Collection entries
══════════

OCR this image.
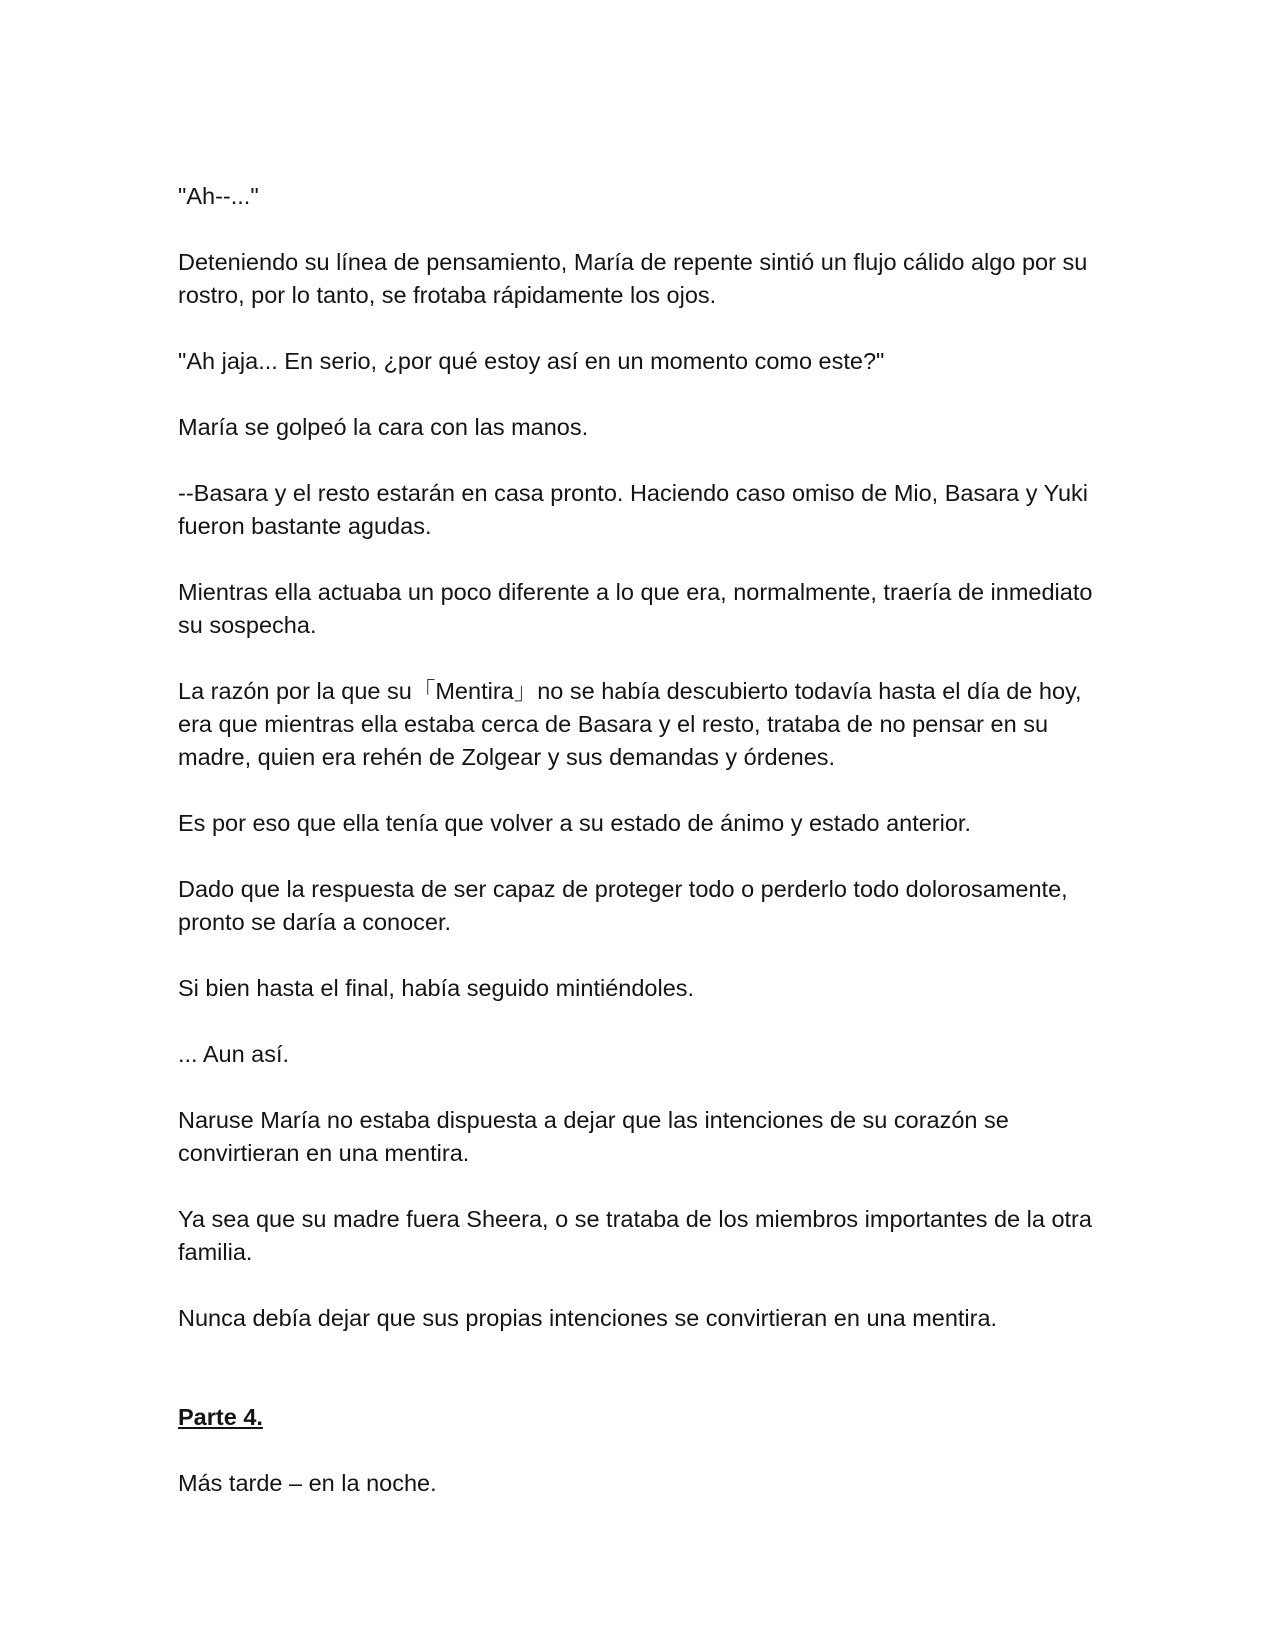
"Ah--..."

Deteniendo su línea de pensamiento, María de repente sintió un flujo cálido algo por su rostro, por lo tanto, se frotaba rápidamente los ojos.

"Ah jaja... En serio, ¿por qué estoy así en un momento como este?"

María se golpeó la cara con las manos.

--Basara y el resto estarán en casa pronto. Haciendo caso omiso de Mio, Basara y Yuki fueron bastante agudas.

Mientras ella actuaba un poco diferente a lo que era, normalmente, traería de inmediato su sospecha.

La razón por la que su「Mentira」no se había descubierto todavía hasta el día de hoy, era que mientras ella estaba cerca de Basara y el resto, trataba de no pensar en su madre, quien era rehén de Zolgear y sus demandas y órdenes.

Es por eso que ella tenía que volver a su estado de ánimo y estado anterior.

Dado que la respuesta de ser capaz de proteger todo o perderlo todo dolorosamente, pronto se daría a conocer.

Si bien hasta el final, había seguido mintiéndoles.

... Aun así.

Naruse María no estaba dispuesta a dejar que las intenciones de su corazón se convirtieran en una mentira.

Ya sea que su madre fuera Sheera, o se trataba de los miembros importantes de la otra familia.

Nunca debía dejar que sus propias intenciones se convirtieran en una mentira.

Parte 4.

Más tarde – en la noche.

══════════

- _Task to complete_
Look through the data and gather every line with the string "pronto" in it.

- _Solution for this problem_
--Basara y el resto estarán en casa pronto. Haciendo caso omiso de Mio, Basara y Yuki fueron bastante agudas.
Dado que la respuesta de ser capaz de proteger todo o perderlo todo dolorosamente, pronto se daría a conocer.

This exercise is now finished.